**Extracted data**

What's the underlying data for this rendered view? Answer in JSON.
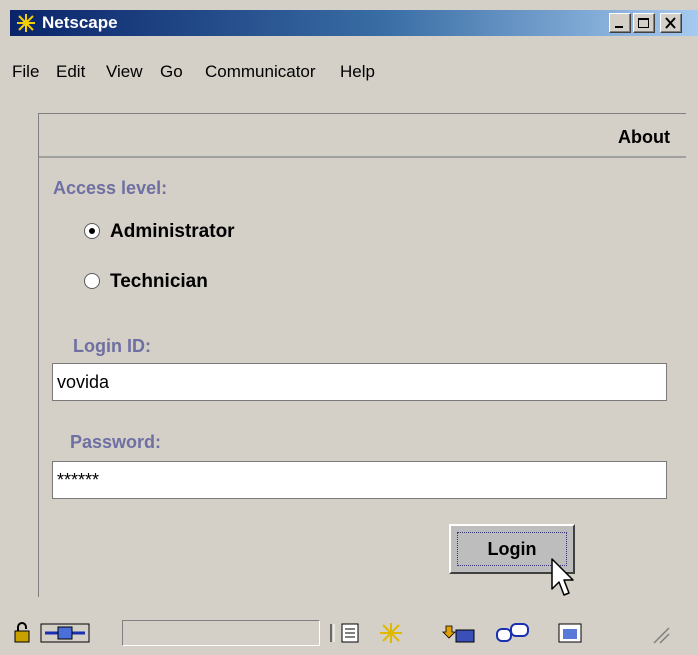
{
  "window": {
    "title": "Netscape"
  },
  "menu": {
    "items": [
      "File",
      "Edit",
      "View",
      "Go",
      "Communicator",
      "Help"
    ]
  },
  "header": {
    "about_label": "About"
  },
  "form": {
    "access_level_label": "Access level:",
    "options": [
      {
        "label": "Administrator",
        "selected": true
      },
      {
        "label": "Technician",
        "selected": false
      }
    ],
    "login_id_label": "Login ID:",
    "login_id_value": "vovida",
    "password_label": "Password:",
    "password_value": "******",
    "login_button_label": "Login"
  },
  "colors": {
    "label_color": "#6e6fa2",
    "titlebar_start": "#0a246a",
    "panel_bg": "#d4d0c8"
  }
}
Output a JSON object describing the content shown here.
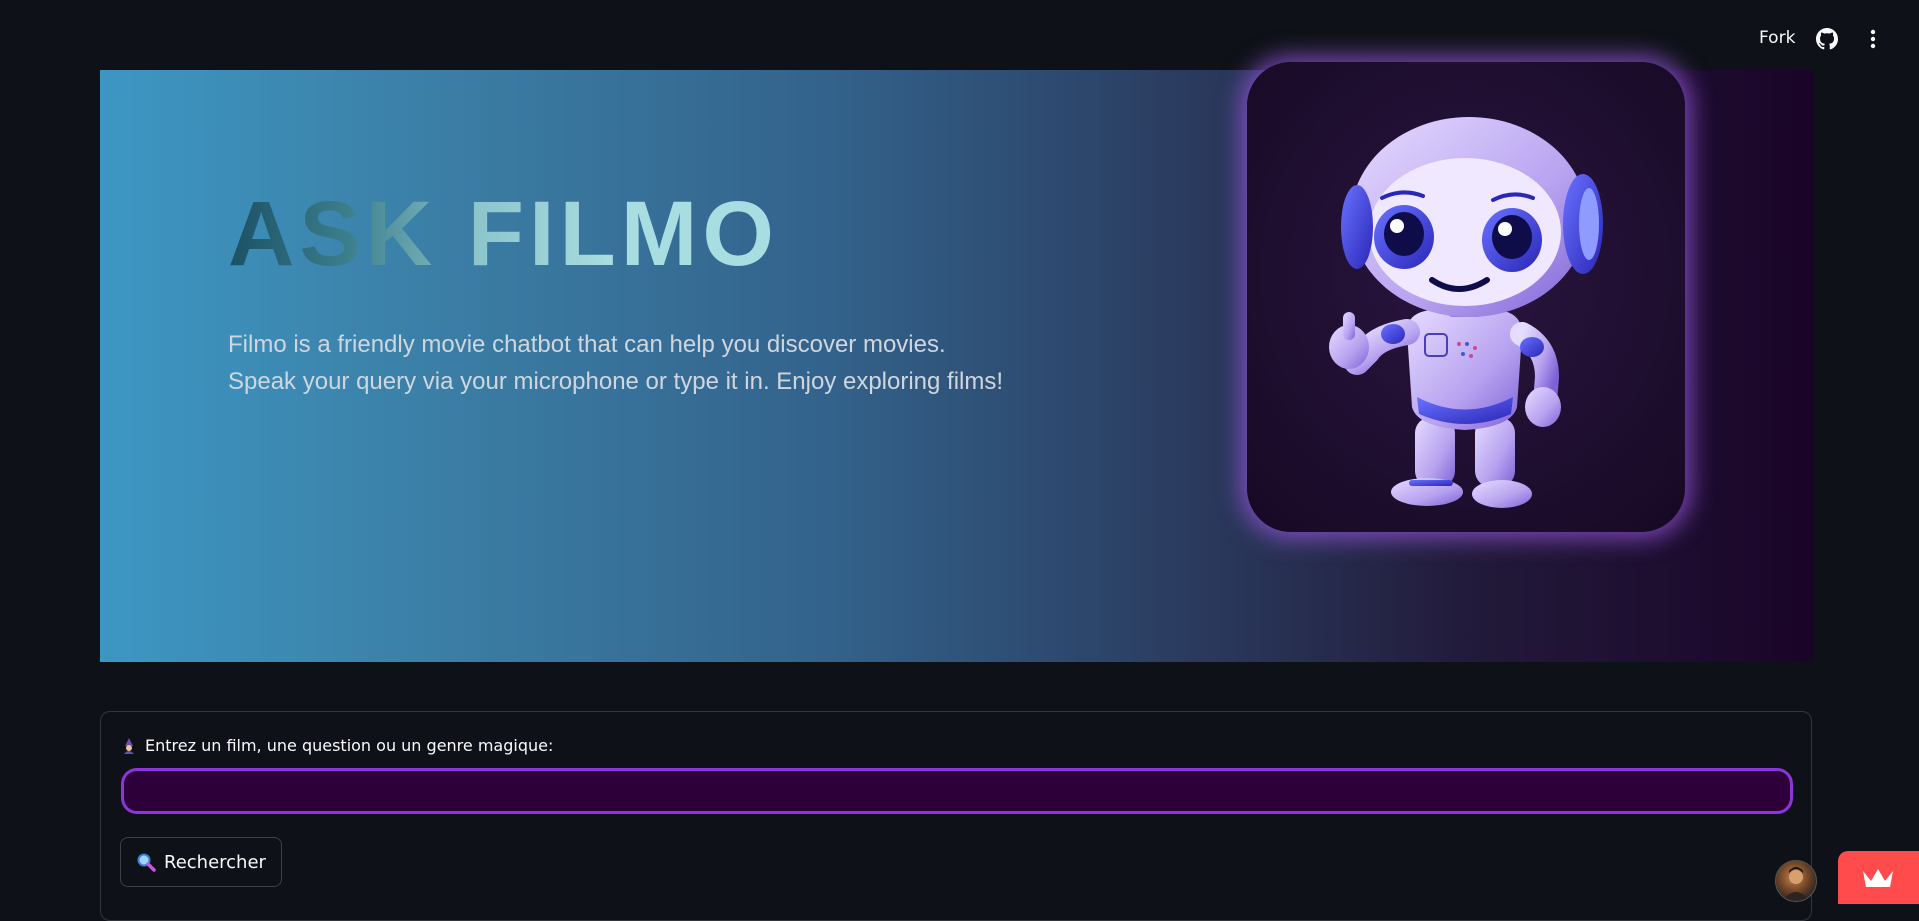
{
  "header": {
    "fork_label": "Fork",
    "github_icon": "github-icon",
    "menu_icon": "kebab-menu-icon"
  },
  "hero": {
    "title": "ASK FILMO",
    "description_line1": "Filmo is a friendly movie chatbot that can help you discover movies.",
    "description_line2": "Speak your query via your microphone or type it in. Enjoy exploring films!",
    "image_icon": "robot-mascot-icon",
    "colors": {
      "gradient_start": "#3d97c3",
      "gradient_end": "#1a0428",
      "card_glow": "#9b5ae6"
    }
  },
  "search": {
    "label": "Entrez un film, une question ou un genre magique:",
    "label_icon": "wizard-icon",
    "input_value": "",
    "input_placeholder": "",
    "button_label": "Rechercher",
    "button_icon": "magnifying-glass-icon",
    "colors": {
      "input_bg": "#2e0039",
      "input_border": "#8b36d9"
    }
  },
  "footer": {
    "avatar_icon": "user-avatar",
    "badge_icon": "streamlit-crown-icon",
    "badge_color": "#ff4b4b"
  }
}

**Brief**
Write out again every line above exactly as given; the pictures do not belong in the copy.

**Task output**
What's the underlying data for this rendered view? Answer in JSON.
{
  "window": {
    "title": "Netscape"
  },
  "menu": {
    "items": [
      "File",
      "Edit",
      "View",
      "Go",
      "Communicator",
      "Help"
    ]
  },
  "header": {
    "about_label": "About"
  },
  "form": {
    "access_level_label": "Access level:",
    "options": [
      {
        "label": "Administrator",
        "selected": true
      },
      {
        "label": "Technician",
        "selected": false
      }
    ],
    "login_id_label": "Login ID:",
    "login_id_value": "vovida",
    "password_label": "Password:",
    "password_value": "******",
    "login_button_label": "Login"
  },
  "colors": {
    "label_color": "#6e6fa2",
    "titlebar_start": "#0a246a",
    "panel_bg": "#d4d0c8"
  }
}
Output a JSON object describing the content shown here.
{
  "header": {
    "fork_label": "Fork",
    "github_icon": "github-icon",
    "menu_icon": "kebab-menu-icon"
  },
  "hero": {
    "title": "ASK FILMO",
    "description_line1": "Filmo is a friendly movie chatbot that can help you discover movies.",
    "description_line2": "Speak your query via your microphone or type it in. Enjoy exploring films!",
    "image_icon": "robot-mascot-icon",
    "colors": {
      "gradient_start": "#3d97c3",
      "gradient_end": "#1a0428",
      "card_glow": "#9b5ae6"
    }
  },
  "search": {
    "label": "Entrez un film, une question ou un genre magique:",
    "label_icon": "wizard-icon",
    "input_value": "",
    "input_placeholder": "",
    "button_label": "Rechercher",
    "button_icon": "magnifying-glass-icon",
    "colors": {
      "input_bg": "#2e0039",
      "input_border": "#8b36d9"
    }
  },
  "footer": {
    "avatar_icon": "user-avatar",
    "badge_icon": "streamlit-crown-icon",
    "badge_color": "#ff4b4b"
  }
}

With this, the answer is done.